__EXERCISE TASK__
Give back the entire listing verbatim.

__ENTRIES SHOWN__
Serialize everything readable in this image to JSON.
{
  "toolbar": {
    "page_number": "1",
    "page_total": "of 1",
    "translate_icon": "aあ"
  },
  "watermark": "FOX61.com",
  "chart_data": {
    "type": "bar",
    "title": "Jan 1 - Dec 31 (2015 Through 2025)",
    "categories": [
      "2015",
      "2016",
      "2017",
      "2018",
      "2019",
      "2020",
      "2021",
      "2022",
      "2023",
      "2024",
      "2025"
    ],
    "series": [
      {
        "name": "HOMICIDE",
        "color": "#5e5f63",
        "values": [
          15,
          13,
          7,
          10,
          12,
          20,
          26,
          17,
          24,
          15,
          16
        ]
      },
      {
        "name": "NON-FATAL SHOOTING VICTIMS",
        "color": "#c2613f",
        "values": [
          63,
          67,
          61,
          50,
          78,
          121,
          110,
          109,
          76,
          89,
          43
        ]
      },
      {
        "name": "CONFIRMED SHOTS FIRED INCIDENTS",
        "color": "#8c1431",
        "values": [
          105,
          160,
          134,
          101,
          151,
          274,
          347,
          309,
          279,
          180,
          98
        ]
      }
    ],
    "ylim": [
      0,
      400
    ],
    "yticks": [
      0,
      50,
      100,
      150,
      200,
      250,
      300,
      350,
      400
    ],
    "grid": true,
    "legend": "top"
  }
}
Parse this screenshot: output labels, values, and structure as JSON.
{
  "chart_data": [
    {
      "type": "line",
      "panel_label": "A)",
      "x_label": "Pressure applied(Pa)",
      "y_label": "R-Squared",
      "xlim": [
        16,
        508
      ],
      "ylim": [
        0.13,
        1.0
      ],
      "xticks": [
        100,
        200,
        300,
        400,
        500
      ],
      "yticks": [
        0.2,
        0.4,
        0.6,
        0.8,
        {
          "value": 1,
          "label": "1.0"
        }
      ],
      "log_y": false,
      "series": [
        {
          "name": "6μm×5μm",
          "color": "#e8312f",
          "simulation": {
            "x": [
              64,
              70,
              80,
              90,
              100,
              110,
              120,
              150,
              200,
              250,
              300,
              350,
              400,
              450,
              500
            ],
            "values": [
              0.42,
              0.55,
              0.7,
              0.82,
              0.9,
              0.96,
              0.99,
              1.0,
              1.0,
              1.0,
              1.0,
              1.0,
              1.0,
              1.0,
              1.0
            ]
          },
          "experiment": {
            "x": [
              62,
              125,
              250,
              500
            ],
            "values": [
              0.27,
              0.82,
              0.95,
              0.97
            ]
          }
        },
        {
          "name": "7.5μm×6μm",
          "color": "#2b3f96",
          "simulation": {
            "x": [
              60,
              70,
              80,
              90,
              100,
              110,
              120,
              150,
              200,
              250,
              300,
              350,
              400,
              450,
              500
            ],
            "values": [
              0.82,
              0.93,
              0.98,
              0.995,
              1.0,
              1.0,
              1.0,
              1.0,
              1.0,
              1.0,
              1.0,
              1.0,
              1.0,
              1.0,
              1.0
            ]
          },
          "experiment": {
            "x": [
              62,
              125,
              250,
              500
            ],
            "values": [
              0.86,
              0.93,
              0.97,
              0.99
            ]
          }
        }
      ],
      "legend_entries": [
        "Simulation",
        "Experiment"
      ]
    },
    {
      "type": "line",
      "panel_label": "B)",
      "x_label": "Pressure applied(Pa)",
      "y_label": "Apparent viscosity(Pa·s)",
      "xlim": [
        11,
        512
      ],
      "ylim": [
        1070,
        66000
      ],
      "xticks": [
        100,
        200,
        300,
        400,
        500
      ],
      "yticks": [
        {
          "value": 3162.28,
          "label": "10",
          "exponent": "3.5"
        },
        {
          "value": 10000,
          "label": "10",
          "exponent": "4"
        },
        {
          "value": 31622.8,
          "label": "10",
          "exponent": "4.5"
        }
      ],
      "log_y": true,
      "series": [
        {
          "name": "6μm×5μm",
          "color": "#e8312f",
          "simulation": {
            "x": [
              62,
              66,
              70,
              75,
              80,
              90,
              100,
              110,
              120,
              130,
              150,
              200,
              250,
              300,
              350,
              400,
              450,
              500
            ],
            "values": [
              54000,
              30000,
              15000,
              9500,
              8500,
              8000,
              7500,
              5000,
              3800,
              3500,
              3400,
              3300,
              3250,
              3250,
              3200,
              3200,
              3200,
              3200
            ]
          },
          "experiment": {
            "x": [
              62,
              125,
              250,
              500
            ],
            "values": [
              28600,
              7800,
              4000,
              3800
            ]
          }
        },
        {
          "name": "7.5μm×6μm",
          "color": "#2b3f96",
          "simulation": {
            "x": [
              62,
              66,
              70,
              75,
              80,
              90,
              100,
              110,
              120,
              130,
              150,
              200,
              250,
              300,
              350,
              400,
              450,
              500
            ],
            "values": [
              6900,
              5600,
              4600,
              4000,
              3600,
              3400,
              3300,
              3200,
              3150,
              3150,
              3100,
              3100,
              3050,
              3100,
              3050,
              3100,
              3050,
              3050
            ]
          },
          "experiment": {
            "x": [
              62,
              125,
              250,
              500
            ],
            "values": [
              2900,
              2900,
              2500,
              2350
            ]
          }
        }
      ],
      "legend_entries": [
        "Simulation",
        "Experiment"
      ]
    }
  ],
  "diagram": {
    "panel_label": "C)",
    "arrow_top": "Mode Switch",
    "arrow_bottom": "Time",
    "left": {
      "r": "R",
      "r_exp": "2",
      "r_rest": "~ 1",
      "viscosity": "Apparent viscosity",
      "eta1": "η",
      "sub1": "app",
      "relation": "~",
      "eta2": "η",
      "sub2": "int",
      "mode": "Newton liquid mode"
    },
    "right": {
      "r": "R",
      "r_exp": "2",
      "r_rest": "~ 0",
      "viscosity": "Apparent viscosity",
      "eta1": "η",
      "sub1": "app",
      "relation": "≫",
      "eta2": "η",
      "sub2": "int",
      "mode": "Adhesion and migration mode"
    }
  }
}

__FINAL RESULT__
Serialize everything readable in this image to JSON.
{
  "toolbar": {
    "page_number": "1",
    "page_total": "of 1",
    "translate_icon": "aあ"
  },
  "watermark": "FOX61.com",
  "chart_data": {
    "type": "bar",
    "title": "Jan 1 - Dec 31 (2015 Through 2025)",
    "categories": [
      "2015",
      "2016",
      "2017",
      "2018",
      "2019",
      "2020",
      "2021",
      "2022",
      "2023",
      "2024",
      "2025"
    ],
    "series": [
      {
        "name": "HOMICIDE",
        "color": "#5e5f63",
        "values": [
          15,
          13,
          7,
          10,
          12,
          20,
          26,
          17,
          24,
          15,
          16
        ]
      },
      {
        "name": "NON-FATAL SHOOTING VICTIMS",
        "color": "#c2613f",
        "values": [
          63,
          67,
          61,
          50,
          78,
          121,
          110,
          109,
          76,
          89,
          43
        ]
      },
      {
        "name": "CONFIRMED SHOTS FIRED INCIDENTS",
        "color": "#8c1431",
        "values": [
          105,
          160,
          134,
          101,
          151,
          274,
          347,
          309,
          279,
          180,
          98
        ]
      }
    ],
    "ylim": [
      0,
      400
    ],
    "yticks": [
      0,
      50,
      100,
      150,
      200,
      250,
      300,
      350,
      400
    ],
    "grid": true,
    "legend": "top"
  }
}
Parse this screenshot: output labels, values, and structure as JSON.
{
  "chart_data": [
    {
      "type": "line",
      "panel_label": "A)",
      "x_label": "Pressure applied(Pa)",
      "y_label": "R-Squared",
      "xlim": [
        16,
        508
      ],
      "ylim": [
        0.13,
        1.0
      ],
      "xticks": [
        100,
        200,
        300,
        400,
        500
      ],
      "yticks": [
        0.2,
        0.4,
        0.6,
        0.8,
        {
          "value": 1,
          "label": "1.0"
        }
      ],
      "log_y": false,
      "series": [
        {
          "name": "6μm×5μm",
          "color": "#e8312f",
          "simulation": {
            "x": [
              64,
              70,
              80,
              90,
              100,
              110,
              120,
              150,
              200,
              250,
              300,
              350,
              400,
              450,
              500
            ],
            "values": [
              0.42,
              0.55,
              0.7,
              0.82,
              0.9,
              0.96,
              0.99,
              1.0,
              1.0,
              1.0,
              1.0,
              1.0,
              1.0,
              1.0,
              1.0
            ]
          },
          "experiment": {
            "x": [
              62,
              125,
              250,
              500
            ],
            "values": [
              0.27,
              0.82,
              0.95,
              0.97
            ]
          }
        },
        {
          "name": "7.5μm×6μm",
          "color": "#2b3f96",
          "simulation": {
            "x": [
              60,
              70,
              80,
              90,
              100,
              110,
              120,
              150,
              200,
              250,
              300,
              350,
              400,
              450,
              500
            ],
            "values": [
              0.82,
              0.93,
              0.98,
              0.995,
              1.0,
              1.0,
              1.0,
              1.0,
              1.0,
              1.0,
              1.0,
              1.0,
              1.0,
              1.0,
              1.0
            ]
          },
          "experiment": {
            "x": [
              62,
              125,
              250,
              500
            ],
            "values": [
              0.86,
              0.93,
              0.97,
              0.99
            ]
          }
        }
      ],
      "legend_entries": [
        "Simulation",
        "Experiment"
      ]
    },
    {
      "type": "line",
      "panel_label": "B)",
      "x_label": "Pressure applied(Pa)",
      "y_label": "Apparent viscosity(Pa·s)",
      "xlim": [
        11,
        512
      ],
      "ylim": [
        1070,
        66000
      ],
      "xticks": [
        100,
        200,
        300,
        400,
        500
      ],
      "yticks": [
        {
          "value": 3162.28,
          "label": "10",
          "exponent": "3.5"
        },
        {
          "value": 10000,
          "label": "10",
          "exponent": "4"
        },
        {
          "value": 31622.8,
          "label": "10",
          "exponent": "4.5"
        }
      ],
      "log_y": true,
      "series": [
        {
          "name": "6μm×5μm",
          "color": "#e8312f",
          "simulation": {
            "x": [
              62,
              66,
              70,
              75,
              80,
              90,
              100,
              110,
              120,
              130,
              150,
              200,
              250,
              300,
              350,
              400,
              450,
              500
            ],
            "values": [
              54000,
              30000,
              15000,
              9500,
              8500,
              8000,
              7500,
              5000,
              3800,
              3500,
              3400,
              3300,
              3250,
              3250,
              3200,
              3200,
              3200,
              3200
            ]
          },
          "experiment": {
            "x": [
              62,
              125,
              250,
              500
            ],
            "values": [
              28600,
              7800,
              4000,
              3800
            ]
          }
        },
        {
          "name": "7.5μm×6μm",
          "color": "#2b3f96",
          "simulation": {
            "x": [
              62,
              66,
              70,
              75,
              80,
              90,
              100,
              110,
              120,
              130,
              150,
              200,
              250,
              300,
              350,
              400,
              450,
              500
            ],
            "values": [
              6900,
              5600,
              4600,
              4000,
              3600,
              3400,
              3300,
              3200,
              3150,
              3150,
              3100,
              3100,
              3050,
              3100,
              3050,
              3100,
              3050,
              3050
            ]
          },
          "experiment": {
            "x": [
              62,
              125,
              250,
              500
            ],
            "values": [
              2900,
              2900,
              2500,
              2350
            ]
          }
        }
      ],
      "legend_entries": [
        "Simulation",
        "Experiment"
      ]
    }
  ],
  "diagram": {
    "panel_label": "C)",
    "arrow_top": "Mode Switch",
    "arrow_bottom": "Time",
    "left": {
      "r": "R",
      "r_exp": "2",
      "r_rest": "~ 1",
      "viscosity": "Apparent viscosity",
      "eta1": "η",
      "sub1": "app",
      "relation": "~",
      "eta2": "η",
      "sub2": "int",
      "mode": "Newton liquid mode"
    },
    "right": {
      "r": "R",
      "r_exp": "2",
      "r_rest": "~ 0",
      "viscosity": "Apparent viscosity",
      "eta1": "η",
      "sub1": "app",
      "relation": "≫",
      "eta2": "η",
      "sub2": "int",
      "mode": "Adhesion and migration mode"
    }
  }
}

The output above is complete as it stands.